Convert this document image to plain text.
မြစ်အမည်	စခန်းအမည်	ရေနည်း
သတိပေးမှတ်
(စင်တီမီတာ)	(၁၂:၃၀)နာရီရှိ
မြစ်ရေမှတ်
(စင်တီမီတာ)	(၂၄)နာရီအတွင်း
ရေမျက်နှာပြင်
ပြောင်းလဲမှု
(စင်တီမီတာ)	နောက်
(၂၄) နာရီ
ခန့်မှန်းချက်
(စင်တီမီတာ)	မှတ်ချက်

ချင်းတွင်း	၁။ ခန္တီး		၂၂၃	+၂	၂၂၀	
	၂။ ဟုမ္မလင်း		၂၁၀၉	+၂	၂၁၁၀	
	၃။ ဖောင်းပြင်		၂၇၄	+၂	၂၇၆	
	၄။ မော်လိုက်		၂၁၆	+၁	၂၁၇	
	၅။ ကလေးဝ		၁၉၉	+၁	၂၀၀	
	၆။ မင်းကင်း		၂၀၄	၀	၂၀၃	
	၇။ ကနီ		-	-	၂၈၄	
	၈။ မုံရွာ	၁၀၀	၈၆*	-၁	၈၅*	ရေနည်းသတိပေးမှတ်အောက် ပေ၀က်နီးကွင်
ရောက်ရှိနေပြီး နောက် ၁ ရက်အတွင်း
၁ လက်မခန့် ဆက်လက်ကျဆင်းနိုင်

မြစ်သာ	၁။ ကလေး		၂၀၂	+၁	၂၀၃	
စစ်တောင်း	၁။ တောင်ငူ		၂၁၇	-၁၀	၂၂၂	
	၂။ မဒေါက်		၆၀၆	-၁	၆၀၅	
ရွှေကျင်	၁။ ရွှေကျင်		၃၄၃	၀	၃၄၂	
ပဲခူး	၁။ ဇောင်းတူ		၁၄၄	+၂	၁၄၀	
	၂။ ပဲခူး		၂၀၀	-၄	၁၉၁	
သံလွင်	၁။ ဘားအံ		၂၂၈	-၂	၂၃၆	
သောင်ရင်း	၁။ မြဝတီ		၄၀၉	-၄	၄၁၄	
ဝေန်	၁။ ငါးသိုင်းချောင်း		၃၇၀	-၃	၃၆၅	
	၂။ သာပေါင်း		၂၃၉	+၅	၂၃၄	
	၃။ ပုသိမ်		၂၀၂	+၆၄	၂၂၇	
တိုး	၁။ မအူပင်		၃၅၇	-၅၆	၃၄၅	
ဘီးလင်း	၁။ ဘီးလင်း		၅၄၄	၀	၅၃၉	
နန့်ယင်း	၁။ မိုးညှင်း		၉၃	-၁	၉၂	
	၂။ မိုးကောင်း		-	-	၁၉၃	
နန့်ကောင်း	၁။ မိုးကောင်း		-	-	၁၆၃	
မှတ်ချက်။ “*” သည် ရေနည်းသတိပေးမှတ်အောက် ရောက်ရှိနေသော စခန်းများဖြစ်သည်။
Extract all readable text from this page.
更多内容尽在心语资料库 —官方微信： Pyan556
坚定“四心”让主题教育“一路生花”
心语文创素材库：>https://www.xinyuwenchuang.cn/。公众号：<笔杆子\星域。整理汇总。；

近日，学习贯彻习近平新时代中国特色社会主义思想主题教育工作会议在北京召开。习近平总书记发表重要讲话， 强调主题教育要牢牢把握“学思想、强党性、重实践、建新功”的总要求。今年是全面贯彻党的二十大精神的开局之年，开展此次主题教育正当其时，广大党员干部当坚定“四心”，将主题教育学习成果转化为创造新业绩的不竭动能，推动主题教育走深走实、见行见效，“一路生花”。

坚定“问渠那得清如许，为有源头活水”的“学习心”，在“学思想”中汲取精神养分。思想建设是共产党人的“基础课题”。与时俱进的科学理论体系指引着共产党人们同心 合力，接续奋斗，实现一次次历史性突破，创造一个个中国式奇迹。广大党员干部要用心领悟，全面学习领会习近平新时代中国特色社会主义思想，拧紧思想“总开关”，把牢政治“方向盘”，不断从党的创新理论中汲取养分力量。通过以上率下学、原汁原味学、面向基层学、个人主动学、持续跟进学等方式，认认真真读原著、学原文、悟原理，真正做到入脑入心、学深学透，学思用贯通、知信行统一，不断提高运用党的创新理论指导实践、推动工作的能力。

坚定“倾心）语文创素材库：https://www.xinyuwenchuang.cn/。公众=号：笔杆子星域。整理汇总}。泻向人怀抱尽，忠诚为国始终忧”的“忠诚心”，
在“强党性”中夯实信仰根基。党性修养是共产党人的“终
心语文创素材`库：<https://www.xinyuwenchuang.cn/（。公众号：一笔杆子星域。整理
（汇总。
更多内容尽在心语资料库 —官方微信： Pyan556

| GOAL |
Set down the listing in full, keeping every word exactly as it is.

| SOLUTION |
Convert this document image to plain text.
မြစ်အမည်	စခန်းအမည်	ရေနည်း
သတိပေးမှတ်
(စင်တီမီတာ)	(၁၂:၃၀)နာရီရှိ
မြစ်ရေမှတ်
(စင်တီမီတာ)	(၂၄)နာရီအတွင်း
ရေမျက်နှာပြင်
ပြောင်းလဲမှု
(စင်တီမီတာ)	နောက်
(၂၄) နာရီ
ခန့်မှန်းချက်
(စင်တီမီတာ)	မှတ်ချက်

ချင်းတွင်း	၁။ ခန္တီး		၂၂၃	+၂	၂၂၀	
	၂။ ဟုမ္မလင်း		၂၁၀၉	+၂	၂၁၁၀	
	၃။ ဖောင်းပြင်		၂၇၄	+၂	၂၇၆	
	၄။ မော်လိုက်		၂၁၆	+၁	၂၁၇	
	၅။ ကလေးဝ		၁၉၉	+၁	၂၀၀	
	၆။ မင်းကင်း		၂၀၄	၀	၂၀၃	
	၇။ ကနီ		-	-	၂၈၄	
	၈။ မုံရွာ	၁၀၀	၈၆*	-၁	၈၅*	ရေနည်းသတိပေးမှတ်အောက် ပေ၀က်နီးကွင်
ရောက်ရှိနေပြီး နောက် ၁ ရက်အတွင်း
၁ လက်မခန့် ဆက်လက်ကျဆင်းနိုင်

မြစ်သာ	၁။ ကလေး		၂၀၂	+၁	၂၀၃	
စစ်တောင်း	၁။ တောင်ငူ		၂၁၇	-၁၀	၂၂၂	
	၂။ မဒေါက်		၆၀၆	-၁	၆၀၅	
ရွှေကျင်	၁။ ရွှေကျင်		၃၄၃	၀	၃၄၂	
ပဲခူး	၁။ ဇောင်းတူ		၁၄၄	+၂	၁၄၀	
	၂။ ပဲခူး		၂၀၀	-၄	၁၉၁	
သံလွင်	၁။ ဘားအံ		၂၂၈	-၂	၂၃၆	
သောင်ရင်း	၁။ မြဝတီ		၄၀၉	-၄	၄၁၄	
ဝေန်	၁။ ငါးသိုင်းချောင်း		၃၇၀	-၃	၃၆၅	
	၂။ သာပေါင်း		၂၃၉	+၅	၂၃၄	
	၃။ ပုသိမ်		၂၀၂	+၆၄	၂၂၇	
တိုး	၁။ မအူပင်		၃၅၇	-၅၆	၃၄၅	
ဘီးလင်း	၁။ ဘီးလင်း		၅၄၄	၀	၅၃၉	
နန့်ယင်း	၁။ မိုးညှင်း		၉၃	-၁	၉၂	
	၂။ မိုးကောင်း		-	-	၁၉၃	
နန့်ကောင်း	၁။ မိုးကောင်း		-	-	၁၆၃	
မှတ်ချက်။ “*” သည် ရေနည်းသတိပေးမှတ်အောက် ရောက်ရှိနေသော စခန်းများဖြစ်သည်။
Extract all readable text from this page.
更多内容尽在心语资料库 —官方微信： Pyan556
坚定“四心”让主题教育“一路生花”
心语文创素材库：>https://www.xinyuwenchuang.cn/。公众号：<笔杆子\星域。整理汇总。；

近日，学习贯彻习近平新时代中国特色社会主义思想主题教育工作会议在北京召开。习近平总书记发表重要讲话， 强调主题教育要牢牢把握“学思想、强党性、重实践、建新功”的总要求。今年是全面贯彻党的二十大精神的开局之年，开展此次主题教育正当其时，广大党员干部当坚定“四心”，将主题教育学习成果转化为创造新业绩的不竭动能，推动主题教育走深走实、见行见效，“一路生花”。

坚定“问渠那得清如许，为有源头活水”的“学习心”，在“学思想”中汲取精神养分。思想建设是共产党人的“基础课题”。与时俱进的科学理论体系指引着共产党人们同心 合力，接续奋斗，实现一次次历史性突破，创造一个个中国式奇迹。广大党员干部要用心领悟，全面学习领会习近平新时代中国特色社会主义思想，拧紧思想“总开关”，把牢政治“方向盘”，不断从党的创新理论中汲取养分力量。通过以上率下学、原汁原味学、面向基层学、个人主动学、持续跟进学等方式，认认真真读原著、学原文、悟原理，真正做到入脑入心、学深学透，学思用贯通、知信行统一，不断提高运用党的创新理论指导实践、推动工作的能力。

坚定“倾心）语文创素材库：https://www.xinyuwenchuang.cn/。公众=号：笔杆子星域。整理汇总}。泻向人怀抱尽，忠诚为国始终忧”的“忠诚心”，
在“强党性”中夯实信仰根基。党性修养是共产党人的“终
心语文创素材`库：<https://www.xinyuwenchuang.cn/（。公众号：一笔杆子星域。整理
（汇总。
更多内容尽在心语资料库 —官方微信： Pyan556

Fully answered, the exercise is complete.